/---
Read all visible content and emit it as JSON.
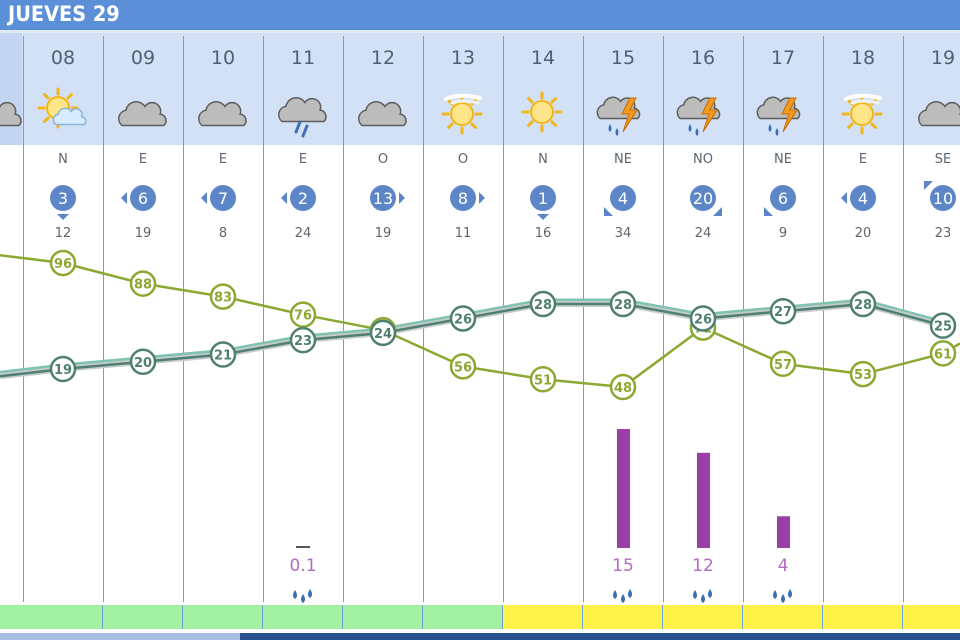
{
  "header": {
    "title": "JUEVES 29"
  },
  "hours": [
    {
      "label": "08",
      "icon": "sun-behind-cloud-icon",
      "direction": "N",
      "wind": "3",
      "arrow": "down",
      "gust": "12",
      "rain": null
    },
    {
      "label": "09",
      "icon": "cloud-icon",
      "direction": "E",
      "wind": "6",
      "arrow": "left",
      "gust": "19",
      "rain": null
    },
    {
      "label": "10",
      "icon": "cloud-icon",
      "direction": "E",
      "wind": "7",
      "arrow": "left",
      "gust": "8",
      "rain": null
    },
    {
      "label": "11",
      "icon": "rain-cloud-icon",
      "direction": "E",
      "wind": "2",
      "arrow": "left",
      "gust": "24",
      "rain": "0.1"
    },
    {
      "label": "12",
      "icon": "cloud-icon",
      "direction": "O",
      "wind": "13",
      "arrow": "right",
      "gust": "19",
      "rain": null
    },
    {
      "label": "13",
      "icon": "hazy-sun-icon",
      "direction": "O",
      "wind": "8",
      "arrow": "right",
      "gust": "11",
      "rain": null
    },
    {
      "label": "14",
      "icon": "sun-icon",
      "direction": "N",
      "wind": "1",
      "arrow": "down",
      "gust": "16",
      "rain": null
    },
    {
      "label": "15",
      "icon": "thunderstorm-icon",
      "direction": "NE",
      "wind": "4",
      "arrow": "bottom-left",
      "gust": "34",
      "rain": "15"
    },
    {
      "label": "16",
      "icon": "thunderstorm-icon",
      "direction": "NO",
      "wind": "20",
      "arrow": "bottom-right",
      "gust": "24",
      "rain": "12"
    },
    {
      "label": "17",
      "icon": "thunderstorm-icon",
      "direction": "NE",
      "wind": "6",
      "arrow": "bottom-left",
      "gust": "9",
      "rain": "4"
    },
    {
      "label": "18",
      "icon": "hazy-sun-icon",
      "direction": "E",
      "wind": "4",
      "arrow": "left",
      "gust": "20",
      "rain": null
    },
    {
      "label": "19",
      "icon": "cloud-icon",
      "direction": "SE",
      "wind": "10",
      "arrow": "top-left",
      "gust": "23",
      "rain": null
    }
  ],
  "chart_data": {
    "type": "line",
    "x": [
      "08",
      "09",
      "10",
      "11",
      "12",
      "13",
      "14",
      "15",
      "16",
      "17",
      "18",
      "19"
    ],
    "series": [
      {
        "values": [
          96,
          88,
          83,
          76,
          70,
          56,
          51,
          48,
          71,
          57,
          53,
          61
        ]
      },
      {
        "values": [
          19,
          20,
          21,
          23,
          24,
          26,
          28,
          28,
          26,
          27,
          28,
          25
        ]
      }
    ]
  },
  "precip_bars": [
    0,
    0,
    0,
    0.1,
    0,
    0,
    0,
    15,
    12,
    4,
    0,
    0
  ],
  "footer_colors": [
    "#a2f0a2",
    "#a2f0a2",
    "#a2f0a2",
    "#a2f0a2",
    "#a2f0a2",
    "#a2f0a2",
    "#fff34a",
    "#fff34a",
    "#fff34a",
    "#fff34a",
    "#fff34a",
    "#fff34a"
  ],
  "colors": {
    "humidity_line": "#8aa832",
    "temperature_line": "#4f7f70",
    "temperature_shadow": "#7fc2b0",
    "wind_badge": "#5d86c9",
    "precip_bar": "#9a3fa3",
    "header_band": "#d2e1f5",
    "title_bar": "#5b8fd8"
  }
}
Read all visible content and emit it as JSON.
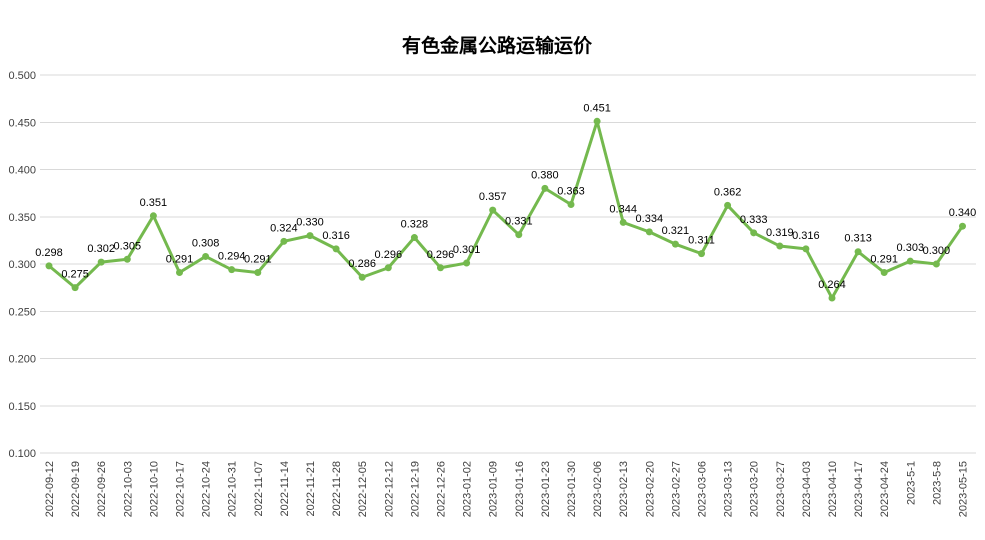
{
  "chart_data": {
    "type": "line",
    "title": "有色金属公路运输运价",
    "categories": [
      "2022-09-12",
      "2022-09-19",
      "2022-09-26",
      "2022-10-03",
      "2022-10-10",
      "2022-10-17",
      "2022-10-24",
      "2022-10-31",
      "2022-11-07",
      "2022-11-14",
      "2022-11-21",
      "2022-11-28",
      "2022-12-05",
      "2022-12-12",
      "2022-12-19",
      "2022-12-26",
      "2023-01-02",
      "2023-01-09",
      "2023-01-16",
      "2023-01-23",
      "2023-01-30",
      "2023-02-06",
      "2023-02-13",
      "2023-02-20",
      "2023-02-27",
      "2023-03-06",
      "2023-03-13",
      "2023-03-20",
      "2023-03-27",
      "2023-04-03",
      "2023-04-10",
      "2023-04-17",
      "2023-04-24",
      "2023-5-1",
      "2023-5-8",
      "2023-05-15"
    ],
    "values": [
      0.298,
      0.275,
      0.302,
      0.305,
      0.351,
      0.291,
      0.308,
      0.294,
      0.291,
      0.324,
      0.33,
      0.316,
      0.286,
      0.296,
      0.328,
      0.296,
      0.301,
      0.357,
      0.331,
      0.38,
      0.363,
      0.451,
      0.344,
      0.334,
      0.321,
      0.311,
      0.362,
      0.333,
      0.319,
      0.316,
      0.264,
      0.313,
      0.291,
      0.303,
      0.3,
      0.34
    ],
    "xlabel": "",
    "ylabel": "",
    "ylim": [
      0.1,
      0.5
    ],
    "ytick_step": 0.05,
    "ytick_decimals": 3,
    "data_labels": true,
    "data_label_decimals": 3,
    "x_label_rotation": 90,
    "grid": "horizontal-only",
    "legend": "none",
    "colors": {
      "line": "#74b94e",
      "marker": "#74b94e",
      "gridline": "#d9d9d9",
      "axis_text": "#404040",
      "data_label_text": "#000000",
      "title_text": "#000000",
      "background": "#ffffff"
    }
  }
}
\---
### WHAT YOU SHOULD DO:
Without including any pictures, print all of the material exactly as given.

### RESULT OF THE EXERCISE:
Read all visible content and emit it as JSON.
{
  "header": {
    "title": "JUEVES 29"
  },
  "hours": [
    {
      "label": "08",
      "icon": "sun-behind-cloud-icon",
      "direction": "N",
      "wind": "3",
      "arrow": "down",
      "gust": "12",
      "rain": null
    },
    {
      "label": "09",
      "icon": "cloud-icon",
      "direction": "E",
      "wind": "6",
      "arrow": "left",
      "gust": "19",
      "rain": null
    },
    {
      "label": "10",
      "icon": "cloud-icon",
      "direction": "E",
      "wind": "7",
      "arrow": "left",
      "gust": "8",
      "rain": null
    },
    {
      "label": "11",
      "icon": "rain-cloud-icon",
      "direction": "E",
      "wind": "2",
      "arrow": "left",
      "gust": "24",
      "rain": "0.1"
    },
    {
      "label": "12",
      "icon": "cloud-icon",
      "direction": "O",
      "wind": "13",
      "arrow": "right",
      "gust": "19",
      "rain": null
    },
    {
      "label": "13",
      "icon": "hazy-sun-icon",
      "direction": "O",
      "wind": "8",
      "arrow": "right",
      "gust": "11",
      "rain": null
    },
    {
      "label": "14",
      "icon": "sun-icon",
      "direction": "N",
      "wind": "1",
      "arrow": "down",
      "gust": "16",
      "rain": null
    },
    {
      "label": "15",
      "icon": "thunderstorm-icon",
      "direction": "NE",
      "wind": "4",
      "arrow": "bottom-left",
      "gust": "34",
      "rain": "15"
    },
    {
      "label": "16",
      "icon": "thunderstorm-icon",
      "direction": "NO",
      "wind": "20",
      "arrow": "bottom-right",
      "gust": "24",
      "rain": "12"
    },
    {
      "label": "17",
      "icon": "thunderstorm-icon",
      "direction": "NE",
      "wind": "6",
      "arrow": "bottom-left",
      "gust": "9",
      "rain": "4"
    },
    {
      "label": "18",
      "icon": "hazy-sun-icon",
      "direction": "E",
      "wind": "4",
      "arrow": "left",
      "gust": "20",
      "rain": null
    },
    {
      "label": "19",
      "icon": "cloud-icon",
      "direction": "SE",
      "wind": "10",
      "arrow": "top-left",
      "gust": "23",
      "rain": null
    }
  ],
  "chart_data": {
    "type": "line",
    "x": [
      "08",
      "09",
      "10",
      "11",
      "12",
      "13",
      "14",
      "15",
      "16",
      "17",
      "18",
      "19"
    ],
    "series": [
      {
        "values": [
          96,
          88,
          83,
          76,
          70,
          56,
          51,
          48,
          71,
          57,
          53,
          61
        ]
      },
      {
        "values": [
          19,
          20,
          21,
          23,
          24,
          26,
          28,
          28,
          26,
          27,
          28,
          25
        ]
      }
    ]
  },
  "precip_bars": [
    0,
    0,
    0,
    0.1,
    0,
    0,
    0,
    15,
    12,
    4,
    0,
    0
  ],
  "footer_colors": [
    "#a2f0a2",
    "#a2f0a2",
    "#a2f0a2",
    "#a2f0a2",
    "#a2f0a2",
    "#a2f0a2",
    "#fff34a",
    "#fff34a",
    "#fff34a",
    "#fff34a",
    "#fff34a",
    "#fff34a"
  ],
  "colors": {
    "humidity_line": "#8aa832",
    "temperature_line": "#4f7f70",
    "temperature_shadow": "#7fc2b0",
    "wind_badge": "#5d86c9",
    "precip_bar": "#9a3fa3",
    "header_band": "#d2e1f5",
    "title_bar": "#5b8fd8"
  }
}
Read all visible content and emit it as JSON.
{
  "chart_data": {
    "type": "line",
    "title": "有色金属公路运输运价",
    "categories": [
      "2022-09-12",
      "2022-09-19",
      "2022-09-26",
      "2022-10-03",
      "2022-10-10",
      "2022-10-17",
      "2022-10-24",
      "2022-10-31",
      "2022-11-07",
      "2022-11-14",
      "2022-11-21",
      "2022-11-28",
      "2022-12-05",
      "2022-12-12",
      "2022-12-19",
      "2022-12-26",
      "2023-01-02",
      "2023-01-09",
      "2023-01-16",
      "2023-01-23",
      "2023-01-30",
      "2023-02-06",
      "2023-02-13",
      "2023-02-20",
      "2023-02-27",
      "2023-03-06",
      "2023-03-13",
      "2023-03-20",
      "2023-03-27",
      "2023-04-03",
      "2023-04-10",
      "2023-04-17",
      "2023-04-24",
      "2023-5-1",
      "2023-5-8",
      "2023-05-15"
    ],
    "values": [
      0.298,
      0.275,
      0.302,
      0.305,
      0.351,
      0.291,
      0.308,
      0.294,
      0.291,
      0.324,
      0.33,
      0.316,
      0.286,
      0.296,
      0.328,
      0.296,
      0.301,
      0.357,
      0.331,
      0.38,
      0.363,
      0.451,
      0.344,
      0.334,
      0.321,
      0.311,
      0.362,
      0.333,
      0.319,
      0.316,
      0.264,
      0.313,
      0.291,
      0.303,
      0.3,
      0.34
    ],
    "xlabel": "",
    "ylabel": "",
    "ylim": [
      0.1,
      0.5
    ],
    "ytick_step": 0.05,
    "ytick_decimals": 3,
    "data_labels": true,
    "data_label_decimals": 3,
    "x_label_rotation": 90,
    "grid": "horizontal-only",
    "legend": "none",
    "colors": {
      "line": "#74b94e",
      "marker": "#74b94e",
      "gridline": "#d9d9d9",
      "axis_text": "#404040",
      "data_label_text": "#000000",
      "title_text": "#000000",
      "background": "#ffffff"
    }
  }
}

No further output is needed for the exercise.